- **REQUEST**
Every line from the one with "OCR this image." to the end of the data needs to be copied exactly, and no line before it.

----- RECORDS PROVIDED

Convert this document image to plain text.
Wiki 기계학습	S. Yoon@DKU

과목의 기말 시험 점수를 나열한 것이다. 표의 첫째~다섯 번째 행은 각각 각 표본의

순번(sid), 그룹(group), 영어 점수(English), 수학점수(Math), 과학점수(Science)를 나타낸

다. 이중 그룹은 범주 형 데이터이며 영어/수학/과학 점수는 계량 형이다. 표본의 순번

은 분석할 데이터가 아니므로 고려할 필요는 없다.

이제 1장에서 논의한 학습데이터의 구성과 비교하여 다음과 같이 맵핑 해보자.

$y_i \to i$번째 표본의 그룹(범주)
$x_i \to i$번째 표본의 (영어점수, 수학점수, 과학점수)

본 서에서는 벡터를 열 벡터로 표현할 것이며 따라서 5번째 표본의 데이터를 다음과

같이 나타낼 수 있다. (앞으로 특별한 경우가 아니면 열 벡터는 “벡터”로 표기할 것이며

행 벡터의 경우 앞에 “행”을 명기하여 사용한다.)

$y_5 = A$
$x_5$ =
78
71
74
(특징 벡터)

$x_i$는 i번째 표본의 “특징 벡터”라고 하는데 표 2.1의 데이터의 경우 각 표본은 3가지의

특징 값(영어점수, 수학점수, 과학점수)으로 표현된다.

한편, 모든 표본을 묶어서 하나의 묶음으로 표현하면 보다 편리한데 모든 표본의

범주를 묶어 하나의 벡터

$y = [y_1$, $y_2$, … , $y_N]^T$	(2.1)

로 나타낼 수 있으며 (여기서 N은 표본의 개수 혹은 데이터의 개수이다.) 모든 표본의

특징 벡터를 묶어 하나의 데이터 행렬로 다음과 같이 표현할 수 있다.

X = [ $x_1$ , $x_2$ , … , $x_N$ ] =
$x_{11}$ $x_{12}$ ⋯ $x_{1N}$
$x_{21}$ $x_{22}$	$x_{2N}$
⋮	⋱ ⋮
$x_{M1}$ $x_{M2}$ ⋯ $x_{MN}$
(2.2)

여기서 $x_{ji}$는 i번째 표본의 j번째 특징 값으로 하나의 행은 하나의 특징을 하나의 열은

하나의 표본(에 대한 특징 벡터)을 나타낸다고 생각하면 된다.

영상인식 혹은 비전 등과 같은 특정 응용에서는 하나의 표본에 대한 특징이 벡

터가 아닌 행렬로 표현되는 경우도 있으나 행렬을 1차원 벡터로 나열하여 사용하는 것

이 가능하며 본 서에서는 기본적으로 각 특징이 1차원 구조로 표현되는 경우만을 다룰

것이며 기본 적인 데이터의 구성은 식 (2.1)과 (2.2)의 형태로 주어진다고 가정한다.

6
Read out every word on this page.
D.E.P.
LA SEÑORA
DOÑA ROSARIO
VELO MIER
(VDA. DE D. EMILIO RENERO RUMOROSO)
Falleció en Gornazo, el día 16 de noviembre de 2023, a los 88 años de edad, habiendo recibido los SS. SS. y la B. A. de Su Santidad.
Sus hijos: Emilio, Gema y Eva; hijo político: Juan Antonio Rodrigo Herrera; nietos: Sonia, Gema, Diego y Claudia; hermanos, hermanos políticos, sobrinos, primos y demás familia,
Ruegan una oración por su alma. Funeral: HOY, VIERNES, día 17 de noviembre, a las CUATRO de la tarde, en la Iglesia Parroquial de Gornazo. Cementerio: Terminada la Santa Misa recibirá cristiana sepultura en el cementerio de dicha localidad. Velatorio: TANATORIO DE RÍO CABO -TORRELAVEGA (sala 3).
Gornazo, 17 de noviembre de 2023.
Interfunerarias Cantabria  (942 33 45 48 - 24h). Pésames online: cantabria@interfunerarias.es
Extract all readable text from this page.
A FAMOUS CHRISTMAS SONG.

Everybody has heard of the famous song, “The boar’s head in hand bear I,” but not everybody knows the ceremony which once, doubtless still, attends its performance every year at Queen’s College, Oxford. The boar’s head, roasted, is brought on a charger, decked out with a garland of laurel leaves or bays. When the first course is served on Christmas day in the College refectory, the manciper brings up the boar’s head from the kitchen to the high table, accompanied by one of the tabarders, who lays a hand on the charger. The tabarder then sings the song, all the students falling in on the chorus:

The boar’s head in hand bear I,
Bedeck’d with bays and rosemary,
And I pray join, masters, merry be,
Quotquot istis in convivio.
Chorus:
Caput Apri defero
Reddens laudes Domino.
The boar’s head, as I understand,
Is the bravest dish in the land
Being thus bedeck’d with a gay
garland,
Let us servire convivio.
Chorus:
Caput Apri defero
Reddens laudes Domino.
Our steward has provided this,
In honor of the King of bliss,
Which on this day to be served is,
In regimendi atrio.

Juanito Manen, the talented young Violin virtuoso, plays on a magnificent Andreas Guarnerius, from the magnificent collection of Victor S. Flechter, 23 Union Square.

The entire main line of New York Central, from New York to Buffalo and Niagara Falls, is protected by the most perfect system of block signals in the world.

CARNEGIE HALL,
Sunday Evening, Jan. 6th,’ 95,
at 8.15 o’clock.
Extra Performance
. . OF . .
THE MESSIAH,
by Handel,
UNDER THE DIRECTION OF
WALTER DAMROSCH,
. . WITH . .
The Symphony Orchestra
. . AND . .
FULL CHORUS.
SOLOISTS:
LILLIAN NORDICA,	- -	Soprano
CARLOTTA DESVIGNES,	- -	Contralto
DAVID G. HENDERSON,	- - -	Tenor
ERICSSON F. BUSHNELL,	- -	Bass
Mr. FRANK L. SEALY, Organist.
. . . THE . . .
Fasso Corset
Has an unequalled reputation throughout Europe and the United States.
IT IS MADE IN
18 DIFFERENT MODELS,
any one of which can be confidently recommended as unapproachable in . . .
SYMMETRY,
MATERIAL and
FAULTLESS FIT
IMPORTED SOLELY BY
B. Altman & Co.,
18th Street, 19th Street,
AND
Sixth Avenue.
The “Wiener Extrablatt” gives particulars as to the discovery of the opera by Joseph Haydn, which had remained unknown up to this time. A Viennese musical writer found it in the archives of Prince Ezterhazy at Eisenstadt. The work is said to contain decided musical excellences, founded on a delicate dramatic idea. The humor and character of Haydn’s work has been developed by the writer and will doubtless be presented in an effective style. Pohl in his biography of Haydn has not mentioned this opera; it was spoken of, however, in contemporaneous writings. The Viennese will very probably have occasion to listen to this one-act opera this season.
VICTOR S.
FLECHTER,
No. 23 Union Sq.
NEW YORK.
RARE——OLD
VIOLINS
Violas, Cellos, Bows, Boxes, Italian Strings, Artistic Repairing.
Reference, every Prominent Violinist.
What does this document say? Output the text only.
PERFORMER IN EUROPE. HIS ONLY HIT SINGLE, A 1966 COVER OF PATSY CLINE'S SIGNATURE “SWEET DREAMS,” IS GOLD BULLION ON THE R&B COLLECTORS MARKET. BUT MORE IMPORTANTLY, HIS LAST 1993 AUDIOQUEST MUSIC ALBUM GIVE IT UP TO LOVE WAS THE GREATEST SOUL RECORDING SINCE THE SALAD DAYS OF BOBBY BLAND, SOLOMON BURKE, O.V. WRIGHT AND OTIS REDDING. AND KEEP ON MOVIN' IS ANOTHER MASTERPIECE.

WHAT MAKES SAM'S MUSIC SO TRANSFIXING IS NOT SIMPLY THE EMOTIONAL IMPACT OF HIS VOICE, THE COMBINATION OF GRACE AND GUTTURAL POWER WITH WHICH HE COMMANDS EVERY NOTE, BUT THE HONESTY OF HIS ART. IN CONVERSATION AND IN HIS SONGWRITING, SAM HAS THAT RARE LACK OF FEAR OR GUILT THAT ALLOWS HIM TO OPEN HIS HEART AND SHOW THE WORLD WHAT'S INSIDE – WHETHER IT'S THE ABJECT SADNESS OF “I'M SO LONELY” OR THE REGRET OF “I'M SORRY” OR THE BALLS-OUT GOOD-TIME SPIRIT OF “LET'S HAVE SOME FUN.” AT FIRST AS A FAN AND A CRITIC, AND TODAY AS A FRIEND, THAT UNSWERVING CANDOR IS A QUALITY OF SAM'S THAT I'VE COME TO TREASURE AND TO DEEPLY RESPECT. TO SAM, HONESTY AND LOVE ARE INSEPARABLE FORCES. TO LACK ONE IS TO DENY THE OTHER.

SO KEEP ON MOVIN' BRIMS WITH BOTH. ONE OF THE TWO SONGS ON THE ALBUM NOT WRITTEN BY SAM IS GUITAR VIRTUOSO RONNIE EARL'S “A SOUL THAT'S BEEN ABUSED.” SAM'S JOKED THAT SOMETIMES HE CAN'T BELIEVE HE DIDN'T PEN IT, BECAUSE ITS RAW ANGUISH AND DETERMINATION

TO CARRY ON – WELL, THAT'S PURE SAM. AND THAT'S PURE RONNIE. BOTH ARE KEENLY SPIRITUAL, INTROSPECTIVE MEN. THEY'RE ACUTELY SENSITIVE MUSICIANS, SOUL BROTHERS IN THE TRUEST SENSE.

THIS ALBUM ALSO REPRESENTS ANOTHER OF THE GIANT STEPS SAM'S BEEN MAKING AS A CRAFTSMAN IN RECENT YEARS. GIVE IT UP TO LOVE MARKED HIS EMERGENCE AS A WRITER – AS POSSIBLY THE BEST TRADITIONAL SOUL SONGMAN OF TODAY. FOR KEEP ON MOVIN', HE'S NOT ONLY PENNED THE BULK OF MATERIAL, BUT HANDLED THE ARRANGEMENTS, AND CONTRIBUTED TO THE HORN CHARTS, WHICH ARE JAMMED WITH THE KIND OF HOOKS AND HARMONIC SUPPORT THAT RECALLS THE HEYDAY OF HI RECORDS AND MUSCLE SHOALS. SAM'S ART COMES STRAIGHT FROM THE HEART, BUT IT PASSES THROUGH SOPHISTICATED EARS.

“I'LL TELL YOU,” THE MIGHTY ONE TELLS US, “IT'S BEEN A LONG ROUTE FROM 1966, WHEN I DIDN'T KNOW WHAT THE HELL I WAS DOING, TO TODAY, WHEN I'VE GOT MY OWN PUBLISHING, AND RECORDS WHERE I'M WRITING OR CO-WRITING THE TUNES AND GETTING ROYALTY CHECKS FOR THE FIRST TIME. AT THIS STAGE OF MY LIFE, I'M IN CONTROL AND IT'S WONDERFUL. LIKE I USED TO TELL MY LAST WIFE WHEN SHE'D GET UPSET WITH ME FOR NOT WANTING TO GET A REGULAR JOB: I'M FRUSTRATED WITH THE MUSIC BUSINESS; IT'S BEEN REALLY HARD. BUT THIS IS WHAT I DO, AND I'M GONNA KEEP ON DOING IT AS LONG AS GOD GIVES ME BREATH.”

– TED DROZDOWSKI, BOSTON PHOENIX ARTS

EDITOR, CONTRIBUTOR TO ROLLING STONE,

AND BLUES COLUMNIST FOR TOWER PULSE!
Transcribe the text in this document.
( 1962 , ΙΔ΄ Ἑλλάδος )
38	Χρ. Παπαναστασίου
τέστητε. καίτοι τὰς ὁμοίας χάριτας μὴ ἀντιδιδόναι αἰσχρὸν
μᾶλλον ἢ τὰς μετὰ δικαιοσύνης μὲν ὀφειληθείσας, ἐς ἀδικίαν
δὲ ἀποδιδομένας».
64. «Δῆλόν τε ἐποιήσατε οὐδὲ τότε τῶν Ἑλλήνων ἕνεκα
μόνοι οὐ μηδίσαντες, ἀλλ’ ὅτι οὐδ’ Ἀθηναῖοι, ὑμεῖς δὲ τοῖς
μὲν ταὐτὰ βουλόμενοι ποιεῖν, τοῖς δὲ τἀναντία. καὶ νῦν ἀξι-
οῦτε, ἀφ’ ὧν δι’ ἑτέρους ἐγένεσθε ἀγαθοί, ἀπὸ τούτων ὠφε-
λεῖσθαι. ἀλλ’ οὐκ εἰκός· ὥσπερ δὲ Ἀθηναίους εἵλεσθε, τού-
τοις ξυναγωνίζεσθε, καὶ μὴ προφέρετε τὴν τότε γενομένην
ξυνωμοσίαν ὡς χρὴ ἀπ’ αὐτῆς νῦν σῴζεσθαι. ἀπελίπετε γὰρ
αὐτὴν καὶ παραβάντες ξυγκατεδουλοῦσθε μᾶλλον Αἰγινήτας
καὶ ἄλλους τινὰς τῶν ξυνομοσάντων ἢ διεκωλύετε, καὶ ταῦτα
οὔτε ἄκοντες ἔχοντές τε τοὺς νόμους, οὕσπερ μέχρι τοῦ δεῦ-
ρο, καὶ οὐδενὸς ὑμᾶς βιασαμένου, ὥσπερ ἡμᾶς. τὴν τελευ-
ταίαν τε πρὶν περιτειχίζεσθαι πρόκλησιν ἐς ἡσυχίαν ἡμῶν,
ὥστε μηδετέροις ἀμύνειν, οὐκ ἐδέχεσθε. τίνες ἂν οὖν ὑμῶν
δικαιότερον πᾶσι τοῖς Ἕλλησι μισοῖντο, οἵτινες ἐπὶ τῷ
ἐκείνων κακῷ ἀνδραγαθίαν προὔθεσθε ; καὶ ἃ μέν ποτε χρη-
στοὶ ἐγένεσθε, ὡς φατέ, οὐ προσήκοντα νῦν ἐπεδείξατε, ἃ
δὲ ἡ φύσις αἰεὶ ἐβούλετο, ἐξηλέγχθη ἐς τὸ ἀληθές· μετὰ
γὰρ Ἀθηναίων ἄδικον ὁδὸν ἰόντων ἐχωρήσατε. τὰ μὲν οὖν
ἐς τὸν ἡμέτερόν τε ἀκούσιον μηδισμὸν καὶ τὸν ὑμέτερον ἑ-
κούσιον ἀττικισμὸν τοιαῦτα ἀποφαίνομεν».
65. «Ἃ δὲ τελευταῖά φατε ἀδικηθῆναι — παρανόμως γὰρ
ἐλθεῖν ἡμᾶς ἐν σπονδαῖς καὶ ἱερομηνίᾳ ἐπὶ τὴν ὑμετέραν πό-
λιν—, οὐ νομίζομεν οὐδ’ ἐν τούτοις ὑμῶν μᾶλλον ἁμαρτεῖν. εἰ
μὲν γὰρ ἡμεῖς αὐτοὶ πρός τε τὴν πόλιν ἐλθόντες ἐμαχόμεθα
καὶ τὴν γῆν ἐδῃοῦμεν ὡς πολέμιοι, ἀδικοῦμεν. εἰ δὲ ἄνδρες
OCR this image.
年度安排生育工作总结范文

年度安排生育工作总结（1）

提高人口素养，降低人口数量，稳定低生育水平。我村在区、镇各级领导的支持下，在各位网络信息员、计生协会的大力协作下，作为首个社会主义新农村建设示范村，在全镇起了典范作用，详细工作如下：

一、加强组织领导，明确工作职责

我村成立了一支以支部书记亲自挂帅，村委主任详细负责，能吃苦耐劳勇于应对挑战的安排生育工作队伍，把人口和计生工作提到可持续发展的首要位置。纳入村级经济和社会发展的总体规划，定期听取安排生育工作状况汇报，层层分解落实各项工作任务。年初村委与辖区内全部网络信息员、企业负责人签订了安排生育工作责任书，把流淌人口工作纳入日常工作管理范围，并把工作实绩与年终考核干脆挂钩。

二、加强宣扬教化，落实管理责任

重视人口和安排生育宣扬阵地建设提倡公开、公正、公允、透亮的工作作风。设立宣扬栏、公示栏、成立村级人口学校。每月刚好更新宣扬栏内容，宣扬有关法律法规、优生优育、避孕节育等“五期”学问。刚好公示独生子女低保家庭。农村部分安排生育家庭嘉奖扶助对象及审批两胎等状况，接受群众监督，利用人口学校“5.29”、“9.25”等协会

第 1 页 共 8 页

----------

- **SOLUTION FOR THIS TASK**
OCR this image.
年度安排生育工作总结范文

年度安排生育工作总结（1）

提高人口素养，降低人口数量，稳定低生育水平。我村在区、镇各级领导的支持下，在各位网络信息员、计生协会的大力协作下，作为首个社会主义新农村建设示范村，在全镇起了典范作用，详细工作如下：

一、加强组织领导，明确工作职责

我村成立了一支以支部书记亲自挂帅，村委主任详细负责，能吃苦耐劳勇于应对挑战的安排生育工作队伍，把人口和计生工作提到可持续发展的首要位置。纳入村级经济和社会发展的总体规划，定期听取安排生育工作状况汇报，层层分解落实各项工作任务。年初村委与辖区内全部网络信息员、企业负责人签订了安排生育工作责任书，把流淌人口工作纳入日常工作管理范围，并把工作实绩与年终考核干脆挂钩。

二、加强宣扬教化，落实管理责任

重视人口和安排生育宣扬阵地建设提倡公开、公正、公允、透亮的工作作风。设立宣扬栏、公示栏、成立村级人口学校。每月刚好更新宣扬栏内容，宣扬有关法律法规、优生优育、避孕节育等“五期”学问。刚好公示独生子女低保家庭。农村部分安排生育家庭嘉奖扶助对象及审批两胎等状况，接受群众监督，利用人口学校“5.29”、“9.25”等协会

第 1 页 共 8 页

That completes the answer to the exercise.